*Task brief*. Tally the lines holding the word "text" and state the count by itself.

*Source data*.
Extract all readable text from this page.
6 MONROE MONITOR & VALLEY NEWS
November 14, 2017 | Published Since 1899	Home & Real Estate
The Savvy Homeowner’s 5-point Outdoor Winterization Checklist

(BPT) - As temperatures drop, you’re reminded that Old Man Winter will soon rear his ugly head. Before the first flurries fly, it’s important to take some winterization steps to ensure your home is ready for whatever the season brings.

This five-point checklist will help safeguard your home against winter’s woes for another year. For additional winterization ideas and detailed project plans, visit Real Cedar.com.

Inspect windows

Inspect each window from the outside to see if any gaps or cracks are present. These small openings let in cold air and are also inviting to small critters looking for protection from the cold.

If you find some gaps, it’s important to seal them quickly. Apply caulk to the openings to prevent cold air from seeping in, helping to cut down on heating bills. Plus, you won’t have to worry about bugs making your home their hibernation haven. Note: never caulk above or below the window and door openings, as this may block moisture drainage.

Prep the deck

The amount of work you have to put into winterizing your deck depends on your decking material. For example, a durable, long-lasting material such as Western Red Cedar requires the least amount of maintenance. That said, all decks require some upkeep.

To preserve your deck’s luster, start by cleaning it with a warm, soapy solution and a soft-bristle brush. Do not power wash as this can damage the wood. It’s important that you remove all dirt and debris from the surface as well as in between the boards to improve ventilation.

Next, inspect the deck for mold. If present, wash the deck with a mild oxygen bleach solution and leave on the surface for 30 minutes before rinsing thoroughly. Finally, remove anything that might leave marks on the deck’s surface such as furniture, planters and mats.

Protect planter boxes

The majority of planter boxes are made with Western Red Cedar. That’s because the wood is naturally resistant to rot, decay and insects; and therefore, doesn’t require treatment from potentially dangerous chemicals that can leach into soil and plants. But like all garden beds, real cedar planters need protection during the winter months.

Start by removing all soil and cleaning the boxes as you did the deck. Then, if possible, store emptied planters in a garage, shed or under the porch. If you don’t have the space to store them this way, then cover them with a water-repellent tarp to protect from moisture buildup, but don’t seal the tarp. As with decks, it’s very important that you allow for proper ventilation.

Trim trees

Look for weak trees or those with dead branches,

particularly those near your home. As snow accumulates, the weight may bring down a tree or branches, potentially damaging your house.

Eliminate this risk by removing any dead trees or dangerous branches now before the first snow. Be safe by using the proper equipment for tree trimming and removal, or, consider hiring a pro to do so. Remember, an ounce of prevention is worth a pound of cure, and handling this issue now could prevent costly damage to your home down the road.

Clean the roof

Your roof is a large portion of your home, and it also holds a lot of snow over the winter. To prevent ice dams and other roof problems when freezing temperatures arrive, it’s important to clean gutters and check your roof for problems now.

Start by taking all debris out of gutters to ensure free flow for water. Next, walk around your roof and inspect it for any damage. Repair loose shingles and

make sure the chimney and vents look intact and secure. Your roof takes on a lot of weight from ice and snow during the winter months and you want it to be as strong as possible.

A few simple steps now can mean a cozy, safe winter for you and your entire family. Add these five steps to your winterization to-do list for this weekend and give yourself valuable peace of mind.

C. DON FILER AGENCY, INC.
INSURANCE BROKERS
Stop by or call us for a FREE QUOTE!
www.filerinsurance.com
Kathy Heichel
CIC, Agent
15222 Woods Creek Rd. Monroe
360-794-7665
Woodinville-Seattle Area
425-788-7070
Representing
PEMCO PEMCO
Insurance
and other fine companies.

---

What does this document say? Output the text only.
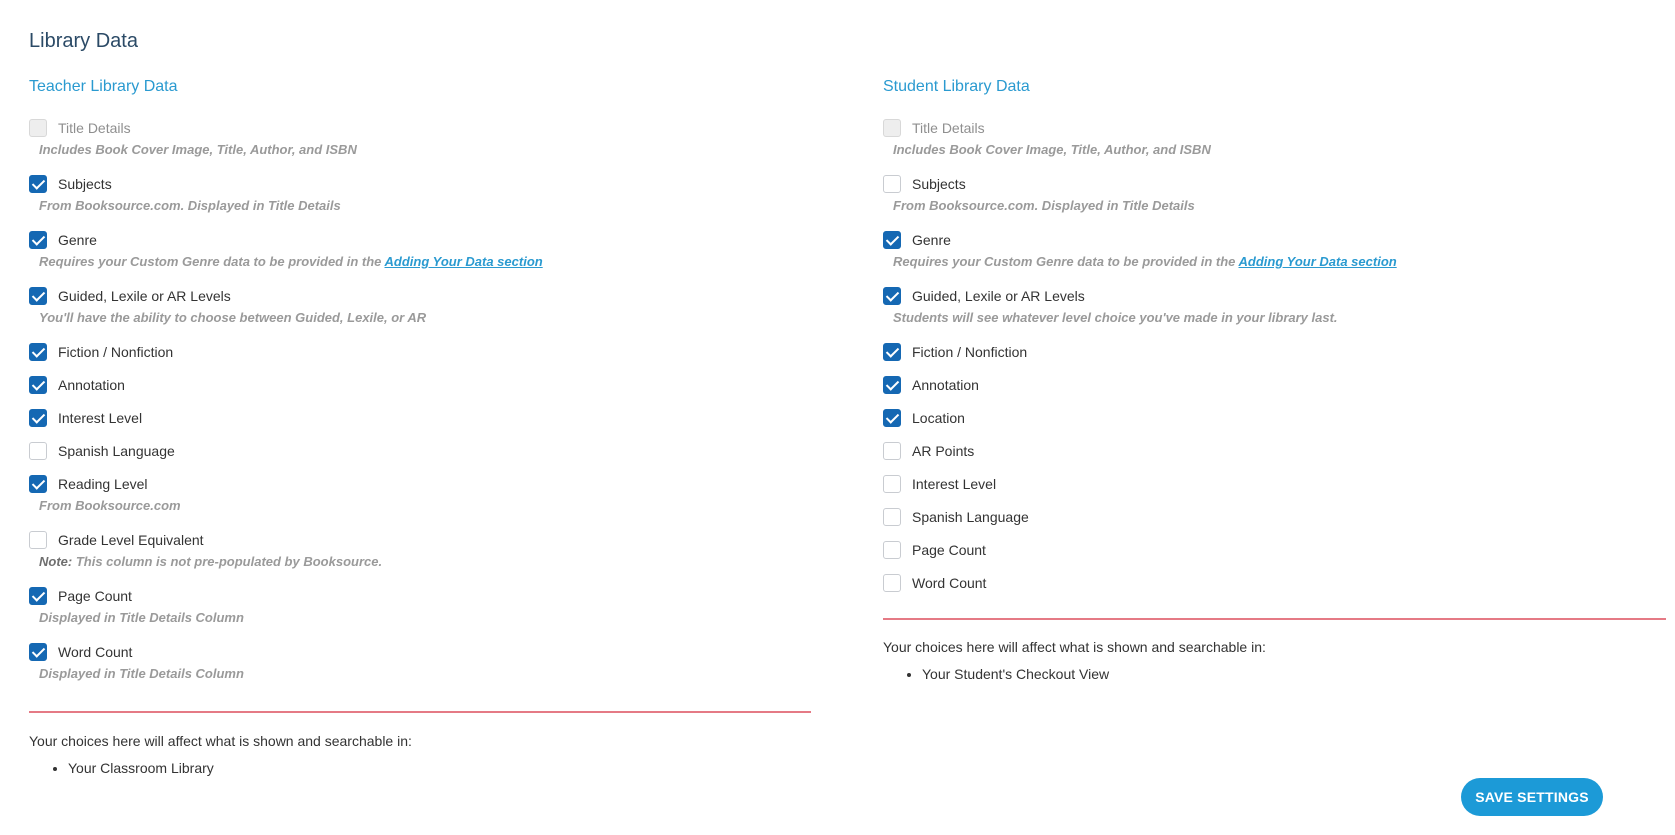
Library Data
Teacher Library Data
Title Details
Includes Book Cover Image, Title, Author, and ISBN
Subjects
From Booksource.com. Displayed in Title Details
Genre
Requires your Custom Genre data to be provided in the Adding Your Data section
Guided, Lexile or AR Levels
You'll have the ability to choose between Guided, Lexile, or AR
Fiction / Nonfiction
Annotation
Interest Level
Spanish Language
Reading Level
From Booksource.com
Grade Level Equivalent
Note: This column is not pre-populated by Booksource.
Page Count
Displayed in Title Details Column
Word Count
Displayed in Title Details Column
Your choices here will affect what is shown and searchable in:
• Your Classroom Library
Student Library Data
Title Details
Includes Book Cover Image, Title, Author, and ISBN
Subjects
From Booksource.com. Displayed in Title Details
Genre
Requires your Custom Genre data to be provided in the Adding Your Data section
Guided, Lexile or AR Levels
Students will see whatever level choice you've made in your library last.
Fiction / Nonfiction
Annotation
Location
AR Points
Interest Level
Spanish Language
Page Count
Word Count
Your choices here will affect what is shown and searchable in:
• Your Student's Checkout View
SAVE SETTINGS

*Worked solution*. 2